— Start Material for this exercise —

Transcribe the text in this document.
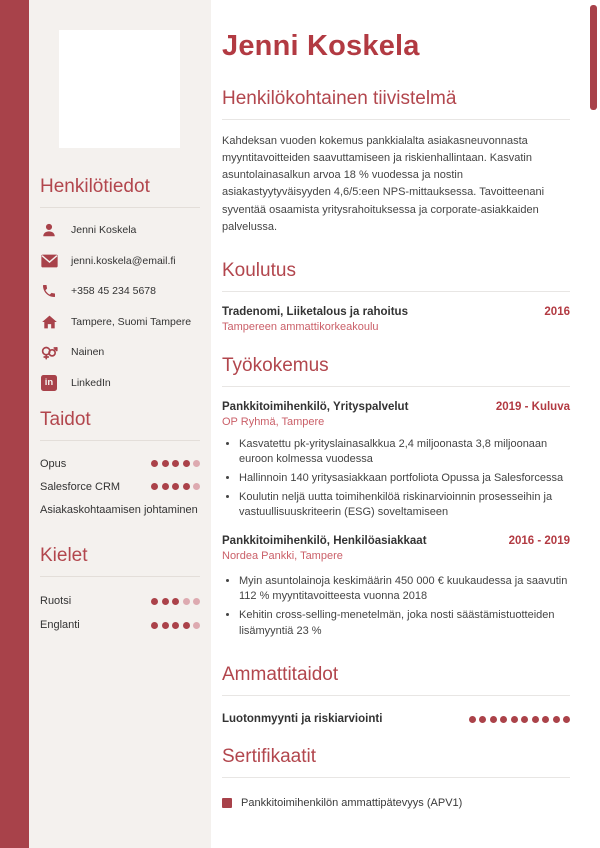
Henkilötiedot
Jenni Koskela
jenni.koskela@email.fi
+358 45 234 5678
Tampere, Suomi Tampere
Nainen
in	LinkedIn
Taidot
Opus
Salesforce CRM
Asiakaskohtaamisen johtaminen
Kielet
Ruotsi
Englanti
Jenni Koskela
Henkilökohtainen tiivistelmä

Kahdeksan vuoden kokemus pankkialalta asiakasneuvonnasta myyntitavoitteiden saavuttamiseen ja riskienhallintaan. Kasvatin asuntolainasalkun arvoa 18 % vuodessa ja nostin asiakastyytyväisyyden 4,6/5:een NPS-mittauksessa. Tavoitteenani syventää osaamista yritysrahoituksessa ja corporate-asiakkaiden palvelussa.

Koulutus
Tradenomi, Liiketalous ja rahoitus	2016
Tampereen ammattikorkeakoulu
Työkokemus
Pankkitoimihenkilö, Yrityspalvelut	2019 - Kuluva
OP Ryhmä, Tampere
• Kasvatettu pk-yrityslainasalkkua 2,4 miljoonasta 3,8 miljoonaan euroon kolmessa vuodessa
• Hallinnoin 140 yritysasiakkaan portfoliota Opussa ja Salesforcessa
• Koulutin neljä uutta toimihenkilöä riskinarvioinnin prosesseihin ja vastuullisuuskriteerin (ESG) soveltamiseen
Pankkitoimihenkilö, Henkilöasiakkaat	2016 - 2019
Nordea Pankki, Tampere
• Myin asuntolainoja keskimäärin 450 000 € kuukaudessa ja saavutin 112 % myyntitavoitteesta vuonna 2018
• Kehitin cross-selling-menetelmän, joka nosti säästämistuotteiden lisämyyntiä 23 %
Ammattitaidot
Luotonmyynti ja riskiarviointi
Sertifikaatit
Pankkitoimihenkilön ammattipätevyys (APV1)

— End Material for this exercise —

▶ Exercise goal
Copy the data character for character, but drop all pictures from the copy.

▶ Exercise output
Transcribe the text in this document.
Henkilötiedot
Jenni Koskela
jenni.koskela@email.fi
+358 45 234 5678
Tampere, Suomi Tampere
Nainen
in	LinkedIn
Taidot
Opus
Salesforce CRM
Asiakaskohtaamisen johtaminen
Kielet
Ruotsi
Englanti
Jenni Koskela
Henkilökohtainen tiivistelmä

Kahdeksan vuoden kokemus pankkialalta asiakasneuvonnasta myyntitavoitteiden saavuttamiseen ja riskienhallintaan. Kasvatin asuntolainasalkun arvoa 18 % vuodessa ja nostin asiakastyytyväisyyden 4,6/5:een NPS-mittauksessa. Tavoitteenani syventää osaamista yritysrahoituksessa ja corporate-asiakkaiden palvelussa.

Koulutus
Tradenomi, Liiketalous ja rahoitus	2016
Tampereen ammattikorkeakoulu
Työkokemus
Pankkitoimihenkilö, Yrityspalvelut	2019 - Kuluva
OP Ryhmä, Tampere
• Kasvatettu pk-yrityslainasalkkua 2,4 miljoonasta 3,8 miljoonaan euroon kolmessa vuodessa
• Hallinnoin 140 yritysasiakkaan portfoliota Opussa ja Salesforcessa
• Koulutin neljä uutta toimihenkilöä riskinarvioinnin prosesseihin ja vastuullisuuskriteerin (ESG) soveltamiseen
Pankkitoimihenkilö, Henkilöasiakkaat	2016 - 2019
Nordea Pankki, Tampere
• Myin asuntolainoja keskimäärin 450 000 € kuukaudessa ja saavutin 112 % myyntitavoitteesta vuonna 2018
• Kehitin cross-selling-menetelmän, joka nosti säästämistuotteiden lisämyyntiä 23 %
Ammattitaidot
Luotonmyynti ja riskiarviointi
Sertifikaatit
Pankkitoimihenkilön ammattipätevyys (APV1)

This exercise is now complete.